## Do this
Report only how many lines of the entries below contain the string "DRIVE".

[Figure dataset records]
* * * * * * *

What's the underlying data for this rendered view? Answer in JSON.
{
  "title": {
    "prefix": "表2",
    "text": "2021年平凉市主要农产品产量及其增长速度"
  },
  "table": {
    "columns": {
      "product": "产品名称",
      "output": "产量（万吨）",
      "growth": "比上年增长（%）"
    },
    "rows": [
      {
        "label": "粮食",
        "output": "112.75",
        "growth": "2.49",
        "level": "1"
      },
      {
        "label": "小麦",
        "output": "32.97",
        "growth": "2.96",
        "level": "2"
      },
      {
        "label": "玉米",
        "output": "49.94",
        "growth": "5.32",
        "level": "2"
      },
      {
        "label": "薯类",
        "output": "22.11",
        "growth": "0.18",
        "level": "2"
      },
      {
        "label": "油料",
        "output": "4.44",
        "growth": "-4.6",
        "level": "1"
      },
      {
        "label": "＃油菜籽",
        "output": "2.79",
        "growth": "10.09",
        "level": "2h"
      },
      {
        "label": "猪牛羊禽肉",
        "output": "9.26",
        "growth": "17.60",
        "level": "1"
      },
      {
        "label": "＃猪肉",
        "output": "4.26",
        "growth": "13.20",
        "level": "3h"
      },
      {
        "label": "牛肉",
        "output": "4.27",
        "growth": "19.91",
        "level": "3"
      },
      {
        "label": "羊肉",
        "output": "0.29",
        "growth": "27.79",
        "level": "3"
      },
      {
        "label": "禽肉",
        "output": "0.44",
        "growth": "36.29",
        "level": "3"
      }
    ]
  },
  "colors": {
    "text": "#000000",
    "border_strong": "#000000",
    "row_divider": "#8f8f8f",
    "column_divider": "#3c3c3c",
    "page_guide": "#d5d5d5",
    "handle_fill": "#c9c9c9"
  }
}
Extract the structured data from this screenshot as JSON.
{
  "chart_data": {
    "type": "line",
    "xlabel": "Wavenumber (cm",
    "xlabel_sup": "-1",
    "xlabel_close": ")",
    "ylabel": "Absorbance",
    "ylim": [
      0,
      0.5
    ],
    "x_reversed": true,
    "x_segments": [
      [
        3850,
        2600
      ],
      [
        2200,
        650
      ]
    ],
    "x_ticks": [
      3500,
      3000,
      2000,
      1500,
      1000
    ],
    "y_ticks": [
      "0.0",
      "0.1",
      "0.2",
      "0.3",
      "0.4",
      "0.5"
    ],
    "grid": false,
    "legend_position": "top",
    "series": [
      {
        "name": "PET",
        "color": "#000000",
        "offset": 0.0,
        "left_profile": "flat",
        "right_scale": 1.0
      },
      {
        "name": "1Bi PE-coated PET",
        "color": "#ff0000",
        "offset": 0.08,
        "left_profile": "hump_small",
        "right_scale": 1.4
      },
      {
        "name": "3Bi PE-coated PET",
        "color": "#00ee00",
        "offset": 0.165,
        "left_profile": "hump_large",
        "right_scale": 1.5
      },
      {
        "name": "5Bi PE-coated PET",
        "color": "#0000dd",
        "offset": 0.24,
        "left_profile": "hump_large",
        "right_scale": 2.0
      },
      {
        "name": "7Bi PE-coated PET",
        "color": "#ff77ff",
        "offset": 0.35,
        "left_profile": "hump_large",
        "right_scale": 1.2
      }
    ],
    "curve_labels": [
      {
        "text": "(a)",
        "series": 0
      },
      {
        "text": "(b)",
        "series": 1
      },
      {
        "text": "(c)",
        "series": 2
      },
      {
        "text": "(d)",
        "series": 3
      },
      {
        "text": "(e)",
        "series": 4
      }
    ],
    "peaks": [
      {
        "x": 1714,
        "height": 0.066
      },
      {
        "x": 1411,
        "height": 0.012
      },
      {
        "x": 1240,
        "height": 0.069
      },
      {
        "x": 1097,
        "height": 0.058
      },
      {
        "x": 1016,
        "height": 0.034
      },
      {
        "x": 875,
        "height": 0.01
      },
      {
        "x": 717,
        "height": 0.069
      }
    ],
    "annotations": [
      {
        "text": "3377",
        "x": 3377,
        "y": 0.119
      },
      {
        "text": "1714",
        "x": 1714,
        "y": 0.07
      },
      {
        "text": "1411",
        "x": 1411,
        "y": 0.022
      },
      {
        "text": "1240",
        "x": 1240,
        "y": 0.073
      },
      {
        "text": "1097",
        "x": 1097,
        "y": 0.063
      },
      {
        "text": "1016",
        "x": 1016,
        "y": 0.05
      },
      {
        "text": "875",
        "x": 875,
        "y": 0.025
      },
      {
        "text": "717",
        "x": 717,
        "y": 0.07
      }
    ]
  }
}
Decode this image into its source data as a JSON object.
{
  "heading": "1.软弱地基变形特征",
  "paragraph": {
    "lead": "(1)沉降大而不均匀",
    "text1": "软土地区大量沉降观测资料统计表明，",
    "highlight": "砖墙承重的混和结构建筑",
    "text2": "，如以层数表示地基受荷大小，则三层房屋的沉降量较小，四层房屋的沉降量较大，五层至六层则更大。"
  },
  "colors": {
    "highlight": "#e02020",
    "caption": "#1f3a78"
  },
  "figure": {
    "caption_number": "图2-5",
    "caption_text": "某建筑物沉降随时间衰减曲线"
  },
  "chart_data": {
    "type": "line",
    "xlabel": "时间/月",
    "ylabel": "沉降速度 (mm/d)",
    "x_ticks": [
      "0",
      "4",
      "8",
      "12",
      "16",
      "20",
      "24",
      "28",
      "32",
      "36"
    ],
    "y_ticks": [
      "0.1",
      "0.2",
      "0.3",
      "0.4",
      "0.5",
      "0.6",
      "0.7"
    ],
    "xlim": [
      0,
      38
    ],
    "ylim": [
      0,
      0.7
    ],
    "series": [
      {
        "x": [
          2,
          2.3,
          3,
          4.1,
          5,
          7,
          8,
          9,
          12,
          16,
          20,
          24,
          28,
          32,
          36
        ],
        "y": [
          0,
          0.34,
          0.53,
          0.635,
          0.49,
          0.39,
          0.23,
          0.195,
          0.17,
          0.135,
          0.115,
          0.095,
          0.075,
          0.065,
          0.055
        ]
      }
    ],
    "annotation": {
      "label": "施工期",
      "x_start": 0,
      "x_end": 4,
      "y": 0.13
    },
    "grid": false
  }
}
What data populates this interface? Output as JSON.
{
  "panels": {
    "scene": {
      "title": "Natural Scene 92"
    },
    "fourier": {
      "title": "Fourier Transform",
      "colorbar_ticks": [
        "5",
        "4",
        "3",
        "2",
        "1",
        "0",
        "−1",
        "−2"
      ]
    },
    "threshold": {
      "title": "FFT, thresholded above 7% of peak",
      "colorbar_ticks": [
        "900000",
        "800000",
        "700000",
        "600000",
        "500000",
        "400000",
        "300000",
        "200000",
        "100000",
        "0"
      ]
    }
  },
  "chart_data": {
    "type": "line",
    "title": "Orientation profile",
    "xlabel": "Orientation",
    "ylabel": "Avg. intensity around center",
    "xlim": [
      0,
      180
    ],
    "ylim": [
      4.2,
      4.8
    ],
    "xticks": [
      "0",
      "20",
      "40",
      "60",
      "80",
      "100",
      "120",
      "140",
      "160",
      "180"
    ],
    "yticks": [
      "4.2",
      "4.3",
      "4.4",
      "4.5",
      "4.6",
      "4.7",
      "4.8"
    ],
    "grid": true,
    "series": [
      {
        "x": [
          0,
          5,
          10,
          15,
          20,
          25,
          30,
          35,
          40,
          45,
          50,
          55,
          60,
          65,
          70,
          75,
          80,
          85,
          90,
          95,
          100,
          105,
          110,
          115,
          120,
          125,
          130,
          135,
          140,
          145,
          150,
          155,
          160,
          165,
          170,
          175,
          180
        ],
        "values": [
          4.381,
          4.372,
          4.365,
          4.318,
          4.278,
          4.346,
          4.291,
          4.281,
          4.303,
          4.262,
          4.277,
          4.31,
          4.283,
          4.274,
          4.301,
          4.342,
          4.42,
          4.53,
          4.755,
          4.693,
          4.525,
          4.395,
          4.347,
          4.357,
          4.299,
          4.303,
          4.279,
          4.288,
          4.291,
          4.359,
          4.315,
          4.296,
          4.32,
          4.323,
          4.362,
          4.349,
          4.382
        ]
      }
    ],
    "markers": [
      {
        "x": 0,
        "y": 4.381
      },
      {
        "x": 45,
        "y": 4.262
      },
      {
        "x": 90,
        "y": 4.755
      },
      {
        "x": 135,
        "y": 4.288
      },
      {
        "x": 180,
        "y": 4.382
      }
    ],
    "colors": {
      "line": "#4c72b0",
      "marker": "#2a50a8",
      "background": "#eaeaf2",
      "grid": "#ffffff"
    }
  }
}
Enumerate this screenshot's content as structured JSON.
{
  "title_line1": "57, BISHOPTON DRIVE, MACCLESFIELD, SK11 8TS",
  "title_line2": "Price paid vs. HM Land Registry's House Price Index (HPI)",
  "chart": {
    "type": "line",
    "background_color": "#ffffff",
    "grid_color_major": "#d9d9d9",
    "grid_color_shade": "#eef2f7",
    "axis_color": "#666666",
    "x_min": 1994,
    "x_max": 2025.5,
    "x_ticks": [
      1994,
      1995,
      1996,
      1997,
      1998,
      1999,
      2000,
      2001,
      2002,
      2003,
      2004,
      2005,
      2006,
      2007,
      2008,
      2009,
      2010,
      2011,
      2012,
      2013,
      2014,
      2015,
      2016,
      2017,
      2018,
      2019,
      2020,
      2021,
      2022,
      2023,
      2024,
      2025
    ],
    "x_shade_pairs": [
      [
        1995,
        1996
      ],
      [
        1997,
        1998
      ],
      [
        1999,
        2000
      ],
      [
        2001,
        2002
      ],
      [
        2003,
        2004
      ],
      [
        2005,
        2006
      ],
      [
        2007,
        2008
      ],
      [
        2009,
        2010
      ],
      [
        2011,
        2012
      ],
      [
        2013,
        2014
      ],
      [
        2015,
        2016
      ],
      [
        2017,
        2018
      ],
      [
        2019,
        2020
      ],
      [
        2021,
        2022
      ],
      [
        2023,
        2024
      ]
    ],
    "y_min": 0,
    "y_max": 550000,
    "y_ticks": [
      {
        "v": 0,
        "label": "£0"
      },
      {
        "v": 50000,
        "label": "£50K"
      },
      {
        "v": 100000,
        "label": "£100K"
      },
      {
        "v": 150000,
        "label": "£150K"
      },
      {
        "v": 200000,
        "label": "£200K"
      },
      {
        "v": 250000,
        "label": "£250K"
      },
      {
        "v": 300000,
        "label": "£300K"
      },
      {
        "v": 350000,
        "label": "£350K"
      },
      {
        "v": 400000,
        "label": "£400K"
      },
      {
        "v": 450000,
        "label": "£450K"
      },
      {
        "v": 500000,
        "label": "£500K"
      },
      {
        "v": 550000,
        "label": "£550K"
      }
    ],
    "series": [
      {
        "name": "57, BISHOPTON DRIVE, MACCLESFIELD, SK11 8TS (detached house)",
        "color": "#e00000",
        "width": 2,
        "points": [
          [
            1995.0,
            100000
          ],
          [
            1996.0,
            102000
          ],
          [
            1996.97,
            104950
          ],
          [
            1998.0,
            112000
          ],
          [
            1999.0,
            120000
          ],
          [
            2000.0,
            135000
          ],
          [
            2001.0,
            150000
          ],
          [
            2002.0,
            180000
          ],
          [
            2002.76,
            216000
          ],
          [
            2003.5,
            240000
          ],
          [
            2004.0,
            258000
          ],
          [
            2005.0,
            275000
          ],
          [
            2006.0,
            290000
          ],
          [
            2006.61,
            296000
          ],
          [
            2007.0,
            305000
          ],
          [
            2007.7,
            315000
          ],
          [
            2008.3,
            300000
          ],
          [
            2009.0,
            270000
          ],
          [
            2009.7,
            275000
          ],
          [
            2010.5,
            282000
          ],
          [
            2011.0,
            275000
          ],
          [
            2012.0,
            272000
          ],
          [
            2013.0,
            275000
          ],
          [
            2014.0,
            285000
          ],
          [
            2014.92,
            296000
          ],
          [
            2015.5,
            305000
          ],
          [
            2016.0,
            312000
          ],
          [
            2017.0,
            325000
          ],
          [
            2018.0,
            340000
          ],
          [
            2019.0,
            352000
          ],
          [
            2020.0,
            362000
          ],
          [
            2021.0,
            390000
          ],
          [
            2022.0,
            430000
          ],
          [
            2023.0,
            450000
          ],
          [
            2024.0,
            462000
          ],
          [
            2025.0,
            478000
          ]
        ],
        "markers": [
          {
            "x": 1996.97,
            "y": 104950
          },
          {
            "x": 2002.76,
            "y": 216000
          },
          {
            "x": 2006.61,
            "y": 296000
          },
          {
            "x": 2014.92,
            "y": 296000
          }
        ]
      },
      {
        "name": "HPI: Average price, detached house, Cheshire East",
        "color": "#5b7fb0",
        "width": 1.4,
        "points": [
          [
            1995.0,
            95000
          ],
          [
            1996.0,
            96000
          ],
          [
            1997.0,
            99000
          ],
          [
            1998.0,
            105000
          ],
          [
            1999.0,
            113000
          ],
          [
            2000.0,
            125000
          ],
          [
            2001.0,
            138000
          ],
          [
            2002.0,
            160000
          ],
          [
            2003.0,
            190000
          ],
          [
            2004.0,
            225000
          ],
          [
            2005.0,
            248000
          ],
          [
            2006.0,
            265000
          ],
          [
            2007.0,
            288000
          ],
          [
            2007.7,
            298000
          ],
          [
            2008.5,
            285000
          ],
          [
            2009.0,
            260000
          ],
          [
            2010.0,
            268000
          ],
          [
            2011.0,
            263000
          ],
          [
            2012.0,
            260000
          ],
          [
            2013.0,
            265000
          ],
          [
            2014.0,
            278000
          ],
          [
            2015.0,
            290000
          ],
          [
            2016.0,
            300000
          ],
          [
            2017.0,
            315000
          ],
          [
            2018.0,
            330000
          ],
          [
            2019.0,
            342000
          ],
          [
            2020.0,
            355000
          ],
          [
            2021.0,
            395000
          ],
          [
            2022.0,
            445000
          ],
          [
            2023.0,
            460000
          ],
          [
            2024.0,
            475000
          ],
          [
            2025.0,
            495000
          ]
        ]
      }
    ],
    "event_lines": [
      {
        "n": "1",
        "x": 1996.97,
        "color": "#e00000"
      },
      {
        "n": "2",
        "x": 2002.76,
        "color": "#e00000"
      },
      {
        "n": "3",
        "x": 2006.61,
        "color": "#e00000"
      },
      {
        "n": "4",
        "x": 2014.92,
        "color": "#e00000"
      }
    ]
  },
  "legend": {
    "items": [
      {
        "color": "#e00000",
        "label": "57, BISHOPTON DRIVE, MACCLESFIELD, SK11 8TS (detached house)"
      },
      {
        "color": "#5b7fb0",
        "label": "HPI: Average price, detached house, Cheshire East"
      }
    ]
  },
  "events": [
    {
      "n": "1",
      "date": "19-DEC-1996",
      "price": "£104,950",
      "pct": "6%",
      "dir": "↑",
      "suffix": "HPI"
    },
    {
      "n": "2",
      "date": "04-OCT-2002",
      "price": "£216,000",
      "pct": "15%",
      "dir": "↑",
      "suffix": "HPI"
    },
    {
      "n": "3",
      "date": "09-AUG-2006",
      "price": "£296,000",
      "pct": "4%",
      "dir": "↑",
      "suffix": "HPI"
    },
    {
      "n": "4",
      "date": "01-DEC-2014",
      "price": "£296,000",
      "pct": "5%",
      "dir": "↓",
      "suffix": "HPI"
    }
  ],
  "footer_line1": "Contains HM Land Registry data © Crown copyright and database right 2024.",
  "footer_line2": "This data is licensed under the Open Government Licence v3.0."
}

* * * * * * *

## The output
3